> Objective: Copy the records below exactly, leaving out any pictures.
================
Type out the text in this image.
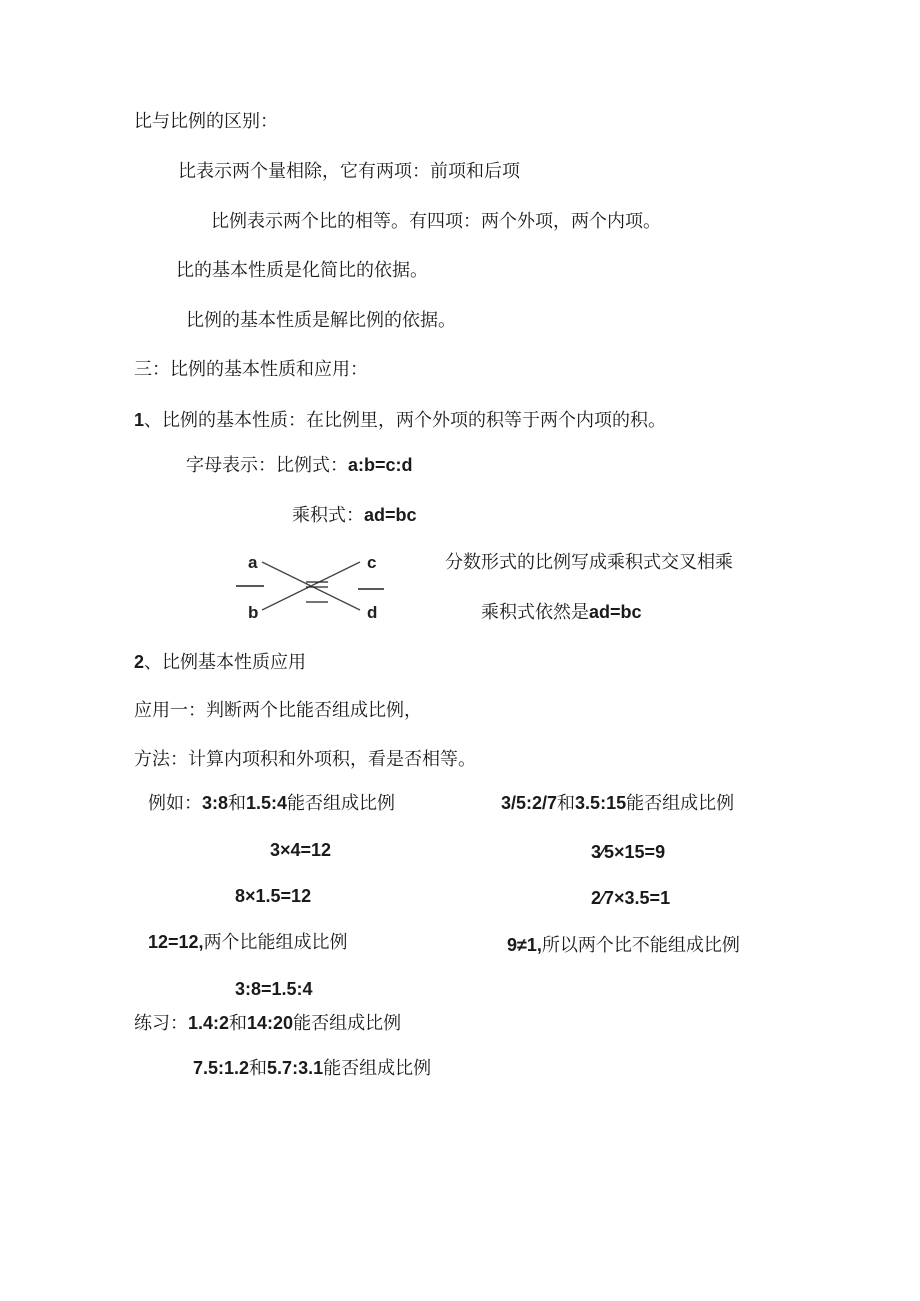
比与比例的区别：
比表示两个量相除，它有两项：前项和后项
比例表示两个比的相等。有四项：两个外项，两个内项。
比的基本性质是化简比的依据。
比例的基本性质是解比例的依据。
三：比例的基本性质和应用：
1、比例的基本性质：在比例里，两个外项的积等于两个内项的积。
字母表示：比例式：a:b=c:d
乘积式：ad=bc
a
b
c
d
分数形式的比例写成乘积式交叉相乘
乘积式依然是ad=bc
2、比例基本性质应用
应用一：判断两个比能否组成比例，
方法：计算内项积和外项积，看是否相等。
例如：3:8和1.5:4能否组成比例
3×4=12
8×1.5=12
12=12,两个比能组成比例
3:8=1.5:4
3/5:2/7和3.5:15能否组成比例
3⁄5×15=9
2⁄7×3.5=1
9≠1,所以两个比不能组成比例
练习：1.4:2和14:20能否组成比例
7.5:1.2和5.7:3.1能否组成比例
================
> Written response:
Type out the text in this image.
比与比例的区别：
比表示两个量相除，它有两项：前项和后项
比例表示两个比的相等。有四项：两个外项，两个内项。
比的基本性质是化简比的依据。
比例的基本性质是解比例的依据。
三：比例的基本性质和应用：
1、比例的基本性质：在比例里，两个外项的积等于两个内项的积。
字母表示：比例式：a:b=c:d
乘积式：ad=bc
a
b
c
d
分数形式的比例写成乘积式交叉相乘
乘积式依然是ad=bc
2、比例基本性质应用
应用一：判断两个比能否组成比例，
方法：计算内项积和外项积，看是否相等。
例如：3:8和1.5:4能否组成比例
3×4=12
8×1.5=12
12=12,两个比能组成比例
3:8=1.5:4
3/5:2/7和3.5:15能否组成比例
3⁄5×15=9
2⁄7×3.5=1
9≠1,所以两个比不能组成比例
练习：1.4:2和14:20能否组成比例
7.5:1.2和5.7:3.1能否组成比例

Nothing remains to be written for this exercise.